-- SUPPLIED TEXT follows --

The aim of the present study was to evaluate the analgesic effect of ESPB in comparison with ITM after elective cesarean section under spinal anesthesia. We observed a prolonged duration of analgesia among parturients in the ESPB group. The VAS scores were higher in the ITM group during the first 8 hrs both at-rest and with cough. Moreover, we observed higher VAS scores in the ITM group during the post-operative period (0–24 hrs) both at-rest and with cough.
Previous studies have shown ESPB to be a successful technique for postoperative analgesia with variable duration. In a study by Tulgar et al,22 the analgesic effect of ESPB extended for 17, 13, and 16 hrs in three patients undergoing multiple abdominal procedures. In a recent study by Hamed et al,24 the analgesic effect of ESPB extended for 12 hrs in patients undergoing total abdominal hysterectomy.
In a recently published case report by Altinpulluk et al,8 reported long-term analgesia in a patient undergoing lower abdominal cesarean section after bilateral ESPB using single injection; they reported numeric rating scale scores of 1 to 3 in the first 24 hrs.

-- SUPPLIED TEXT concluded --
-- INPUT DATA follows --

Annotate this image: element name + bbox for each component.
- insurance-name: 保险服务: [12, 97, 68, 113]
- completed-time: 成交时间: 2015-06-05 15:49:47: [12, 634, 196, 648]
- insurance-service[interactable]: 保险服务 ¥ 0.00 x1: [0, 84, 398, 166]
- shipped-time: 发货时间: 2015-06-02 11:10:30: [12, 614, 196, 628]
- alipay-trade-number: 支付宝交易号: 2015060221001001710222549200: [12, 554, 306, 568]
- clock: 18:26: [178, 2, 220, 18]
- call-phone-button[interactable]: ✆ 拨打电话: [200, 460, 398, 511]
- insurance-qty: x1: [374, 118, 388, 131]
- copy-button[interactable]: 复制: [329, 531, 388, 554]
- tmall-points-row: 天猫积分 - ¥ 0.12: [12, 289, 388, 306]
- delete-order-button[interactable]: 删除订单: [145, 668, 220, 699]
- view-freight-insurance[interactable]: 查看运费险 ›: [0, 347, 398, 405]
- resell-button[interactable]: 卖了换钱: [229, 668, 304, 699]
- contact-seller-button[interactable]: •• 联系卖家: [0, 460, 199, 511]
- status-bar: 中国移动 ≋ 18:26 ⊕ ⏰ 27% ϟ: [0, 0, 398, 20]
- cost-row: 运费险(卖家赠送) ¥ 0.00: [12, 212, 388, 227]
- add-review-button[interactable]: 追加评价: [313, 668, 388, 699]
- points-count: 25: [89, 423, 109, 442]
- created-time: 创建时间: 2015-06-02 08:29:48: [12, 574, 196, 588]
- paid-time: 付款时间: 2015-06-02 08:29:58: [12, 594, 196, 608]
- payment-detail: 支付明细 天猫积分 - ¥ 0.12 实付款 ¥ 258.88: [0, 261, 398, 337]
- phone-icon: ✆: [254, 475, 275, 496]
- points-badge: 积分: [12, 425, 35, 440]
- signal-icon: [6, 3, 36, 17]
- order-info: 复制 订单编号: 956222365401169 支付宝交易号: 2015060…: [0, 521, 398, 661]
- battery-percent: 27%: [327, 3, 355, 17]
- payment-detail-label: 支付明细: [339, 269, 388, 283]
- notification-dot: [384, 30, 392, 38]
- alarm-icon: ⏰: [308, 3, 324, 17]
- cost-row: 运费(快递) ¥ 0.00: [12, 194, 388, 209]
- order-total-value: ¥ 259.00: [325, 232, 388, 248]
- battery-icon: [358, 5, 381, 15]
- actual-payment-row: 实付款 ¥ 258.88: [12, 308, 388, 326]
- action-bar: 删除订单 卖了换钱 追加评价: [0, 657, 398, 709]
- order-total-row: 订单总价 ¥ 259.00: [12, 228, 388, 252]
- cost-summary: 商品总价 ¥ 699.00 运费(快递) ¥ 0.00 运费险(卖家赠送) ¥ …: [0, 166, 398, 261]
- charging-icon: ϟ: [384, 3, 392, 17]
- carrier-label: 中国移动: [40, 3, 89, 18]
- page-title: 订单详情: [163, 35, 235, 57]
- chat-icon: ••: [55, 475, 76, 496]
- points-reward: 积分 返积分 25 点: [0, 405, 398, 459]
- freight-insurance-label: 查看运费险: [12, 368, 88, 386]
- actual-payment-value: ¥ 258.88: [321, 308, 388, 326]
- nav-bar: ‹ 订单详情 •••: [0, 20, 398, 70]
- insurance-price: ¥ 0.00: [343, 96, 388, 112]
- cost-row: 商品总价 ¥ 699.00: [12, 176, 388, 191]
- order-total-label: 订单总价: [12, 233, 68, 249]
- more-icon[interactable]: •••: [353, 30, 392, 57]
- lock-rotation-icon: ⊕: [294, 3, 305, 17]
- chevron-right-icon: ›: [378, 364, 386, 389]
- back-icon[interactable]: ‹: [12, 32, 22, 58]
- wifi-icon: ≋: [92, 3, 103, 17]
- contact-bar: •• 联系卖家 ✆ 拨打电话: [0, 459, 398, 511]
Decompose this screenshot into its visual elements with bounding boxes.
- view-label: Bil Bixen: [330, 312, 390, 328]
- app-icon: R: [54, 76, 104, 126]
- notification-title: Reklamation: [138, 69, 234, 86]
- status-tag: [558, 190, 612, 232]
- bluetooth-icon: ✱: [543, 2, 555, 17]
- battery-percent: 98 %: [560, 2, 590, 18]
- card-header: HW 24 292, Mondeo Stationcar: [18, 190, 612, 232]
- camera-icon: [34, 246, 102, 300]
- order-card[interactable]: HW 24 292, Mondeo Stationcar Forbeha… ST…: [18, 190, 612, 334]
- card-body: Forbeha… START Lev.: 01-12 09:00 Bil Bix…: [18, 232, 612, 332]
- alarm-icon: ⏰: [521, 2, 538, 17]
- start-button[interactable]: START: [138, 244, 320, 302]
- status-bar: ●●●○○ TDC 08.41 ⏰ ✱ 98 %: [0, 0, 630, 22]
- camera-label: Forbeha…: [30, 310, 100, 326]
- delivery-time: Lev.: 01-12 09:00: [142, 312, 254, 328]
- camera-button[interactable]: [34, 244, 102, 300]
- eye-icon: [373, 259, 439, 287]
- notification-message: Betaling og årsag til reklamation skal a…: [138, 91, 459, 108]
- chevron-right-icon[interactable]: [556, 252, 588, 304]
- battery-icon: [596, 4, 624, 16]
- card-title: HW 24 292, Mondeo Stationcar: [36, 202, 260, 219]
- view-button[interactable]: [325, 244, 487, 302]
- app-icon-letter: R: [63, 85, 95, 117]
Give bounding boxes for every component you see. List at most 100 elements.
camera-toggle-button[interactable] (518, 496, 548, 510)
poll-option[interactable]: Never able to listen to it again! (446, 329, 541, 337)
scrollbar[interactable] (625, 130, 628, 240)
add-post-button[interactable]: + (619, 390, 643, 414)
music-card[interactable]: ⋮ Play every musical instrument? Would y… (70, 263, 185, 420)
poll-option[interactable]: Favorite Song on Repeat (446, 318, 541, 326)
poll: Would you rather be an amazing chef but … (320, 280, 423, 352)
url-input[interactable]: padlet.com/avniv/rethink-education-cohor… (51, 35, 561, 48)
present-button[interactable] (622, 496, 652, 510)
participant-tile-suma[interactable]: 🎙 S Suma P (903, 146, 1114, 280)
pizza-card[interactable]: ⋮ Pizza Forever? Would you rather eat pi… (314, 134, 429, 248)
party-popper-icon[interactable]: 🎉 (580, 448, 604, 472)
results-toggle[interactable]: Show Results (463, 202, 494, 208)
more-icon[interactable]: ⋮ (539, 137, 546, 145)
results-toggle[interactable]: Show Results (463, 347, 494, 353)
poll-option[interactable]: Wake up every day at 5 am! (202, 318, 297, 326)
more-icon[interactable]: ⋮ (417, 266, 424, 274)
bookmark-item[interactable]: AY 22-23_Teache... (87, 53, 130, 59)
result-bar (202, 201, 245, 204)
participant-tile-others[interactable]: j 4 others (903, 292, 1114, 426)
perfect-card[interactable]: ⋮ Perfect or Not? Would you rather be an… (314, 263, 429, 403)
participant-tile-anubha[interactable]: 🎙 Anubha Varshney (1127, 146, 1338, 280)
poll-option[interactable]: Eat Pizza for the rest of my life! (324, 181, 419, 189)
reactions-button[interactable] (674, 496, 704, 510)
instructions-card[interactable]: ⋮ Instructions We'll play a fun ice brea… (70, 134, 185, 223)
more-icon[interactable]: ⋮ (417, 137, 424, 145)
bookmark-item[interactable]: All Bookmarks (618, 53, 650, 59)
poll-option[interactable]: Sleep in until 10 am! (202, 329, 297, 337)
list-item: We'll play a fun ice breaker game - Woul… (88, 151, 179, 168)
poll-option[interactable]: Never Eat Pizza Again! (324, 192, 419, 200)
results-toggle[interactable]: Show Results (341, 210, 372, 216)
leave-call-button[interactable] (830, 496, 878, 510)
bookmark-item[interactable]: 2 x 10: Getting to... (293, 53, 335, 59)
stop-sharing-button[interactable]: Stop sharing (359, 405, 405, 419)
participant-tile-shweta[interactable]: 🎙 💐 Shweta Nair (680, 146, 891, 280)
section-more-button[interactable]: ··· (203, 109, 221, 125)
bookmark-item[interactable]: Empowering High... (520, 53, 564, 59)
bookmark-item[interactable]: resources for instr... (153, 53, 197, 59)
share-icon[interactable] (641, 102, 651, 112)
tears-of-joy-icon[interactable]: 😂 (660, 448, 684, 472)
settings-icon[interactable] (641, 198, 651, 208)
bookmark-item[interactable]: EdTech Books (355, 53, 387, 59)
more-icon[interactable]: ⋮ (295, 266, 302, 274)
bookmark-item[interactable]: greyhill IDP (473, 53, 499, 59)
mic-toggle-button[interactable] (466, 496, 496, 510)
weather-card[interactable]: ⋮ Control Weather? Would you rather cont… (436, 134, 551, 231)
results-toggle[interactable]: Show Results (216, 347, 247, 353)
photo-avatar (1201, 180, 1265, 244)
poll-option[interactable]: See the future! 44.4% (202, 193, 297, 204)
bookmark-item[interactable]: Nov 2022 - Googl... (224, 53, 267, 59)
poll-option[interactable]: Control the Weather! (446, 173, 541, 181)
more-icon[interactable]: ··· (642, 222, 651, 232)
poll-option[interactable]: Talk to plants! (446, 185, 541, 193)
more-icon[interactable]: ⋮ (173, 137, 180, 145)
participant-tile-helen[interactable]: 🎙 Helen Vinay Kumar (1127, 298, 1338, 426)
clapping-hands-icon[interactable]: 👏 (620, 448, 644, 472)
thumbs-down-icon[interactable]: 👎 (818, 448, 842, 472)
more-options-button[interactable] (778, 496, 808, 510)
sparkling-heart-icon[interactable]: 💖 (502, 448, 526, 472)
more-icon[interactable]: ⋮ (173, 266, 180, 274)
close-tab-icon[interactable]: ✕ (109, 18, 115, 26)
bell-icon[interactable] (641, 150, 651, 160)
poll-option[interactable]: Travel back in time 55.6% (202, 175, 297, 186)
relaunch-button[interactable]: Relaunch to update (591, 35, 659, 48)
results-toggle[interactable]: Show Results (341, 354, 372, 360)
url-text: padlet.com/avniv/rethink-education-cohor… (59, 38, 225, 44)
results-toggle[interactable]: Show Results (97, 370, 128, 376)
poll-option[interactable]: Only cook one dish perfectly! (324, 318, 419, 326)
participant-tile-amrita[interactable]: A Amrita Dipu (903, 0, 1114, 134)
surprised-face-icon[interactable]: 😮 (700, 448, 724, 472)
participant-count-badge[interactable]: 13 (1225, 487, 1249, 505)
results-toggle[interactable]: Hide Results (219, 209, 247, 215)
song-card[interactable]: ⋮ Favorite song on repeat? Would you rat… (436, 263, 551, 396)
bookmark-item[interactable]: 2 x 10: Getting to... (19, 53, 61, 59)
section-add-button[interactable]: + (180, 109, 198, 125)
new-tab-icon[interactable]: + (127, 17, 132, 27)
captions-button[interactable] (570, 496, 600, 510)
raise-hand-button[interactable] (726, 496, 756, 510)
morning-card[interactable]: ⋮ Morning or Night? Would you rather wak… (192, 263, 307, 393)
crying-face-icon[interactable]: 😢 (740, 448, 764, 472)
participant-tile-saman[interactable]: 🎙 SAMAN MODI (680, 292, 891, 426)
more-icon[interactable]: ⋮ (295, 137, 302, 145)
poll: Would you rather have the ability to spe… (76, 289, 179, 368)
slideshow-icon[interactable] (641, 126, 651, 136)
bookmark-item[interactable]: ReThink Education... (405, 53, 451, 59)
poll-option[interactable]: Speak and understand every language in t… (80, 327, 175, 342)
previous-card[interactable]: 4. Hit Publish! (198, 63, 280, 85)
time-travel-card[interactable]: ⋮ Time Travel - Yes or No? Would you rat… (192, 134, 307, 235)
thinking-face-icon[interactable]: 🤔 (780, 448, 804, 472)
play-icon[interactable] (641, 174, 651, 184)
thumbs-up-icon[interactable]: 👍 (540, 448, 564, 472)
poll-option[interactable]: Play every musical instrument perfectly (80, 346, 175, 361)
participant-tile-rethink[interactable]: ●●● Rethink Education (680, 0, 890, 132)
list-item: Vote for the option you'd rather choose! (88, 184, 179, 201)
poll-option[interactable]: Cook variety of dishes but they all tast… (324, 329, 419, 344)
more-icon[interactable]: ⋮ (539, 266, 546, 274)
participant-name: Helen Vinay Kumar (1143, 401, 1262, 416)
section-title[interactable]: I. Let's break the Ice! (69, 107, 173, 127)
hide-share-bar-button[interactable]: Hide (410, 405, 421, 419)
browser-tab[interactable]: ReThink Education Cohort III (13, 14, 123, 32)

-- INPUT DATA concluded --

→ PROBLEMS TO SOLVE:
A. For the cesarean section analgesia text above, decide whether each statement agrees with it. Answer yes or no for each, and quote the words of the text that decide it.
(i) VAS scores were higher in the ESPB group during the first 8 hrs.
(ii) In the study by Hamed et al, the analgesic effect of ESPB lasted 12 hrs in patients undergoing total abdominal hysterectomy.
(iii) Altinpulluk et al reported numeric rating scale scores of 1 to 3 in the first 24 hrs.
B. Carry on the cesarean section analgesia text above, starting after its last sentence.

→ RESULTS FOR THE EXERCISE:
A.
(i) No. "The VAS scores were higher in the ITM group during the first 8 hrs both at-rest and with cough."
(ii) Yes. "the analgesic effect of ESPB extended for 12 hrs in patients undergoing total abdominal hysterectomy."
(iii) Yes. "they reported numeric rating scale scores of 1 to 3 in the first 24 hrs."

B.
The current study demonstrated that, compared to ITM, ESPB significantly delayed the time to the first analgesic request and significantly lowered tramadol consumption.
In their randomized controlled trial, Kanazi et al13 demonstrated that ITM provides better analgesia than does transverse abdominis plane block, with lower VAS pain scores, delayed request for supplemental analgesic, and less tramadol consumption after cesarean section. They explained their findings by the effectiveness of ITM to treat somatic and visceral pain arising from the wound and the uterus, respectively. Conversely, transverse abdominis plane block deals only with somatic pain.
ESPB also provides both somatic and visceral abdominal analgesia when administered at the level of T7-9 TP.19,21 As such, ESPB at the level of T9 can provide effective analgesia after caesarean section and reduce the consumption of opioids and their adverse effects. This indicates ESPB can successfully be used for analgesia after caesarean delivery.
The current study showed no difference in participant satisfaction despite better pain control in the ESPB group. This can be attributed to the fact that participant satisfaction is a complex phenomenon and does not depend on pain control alone.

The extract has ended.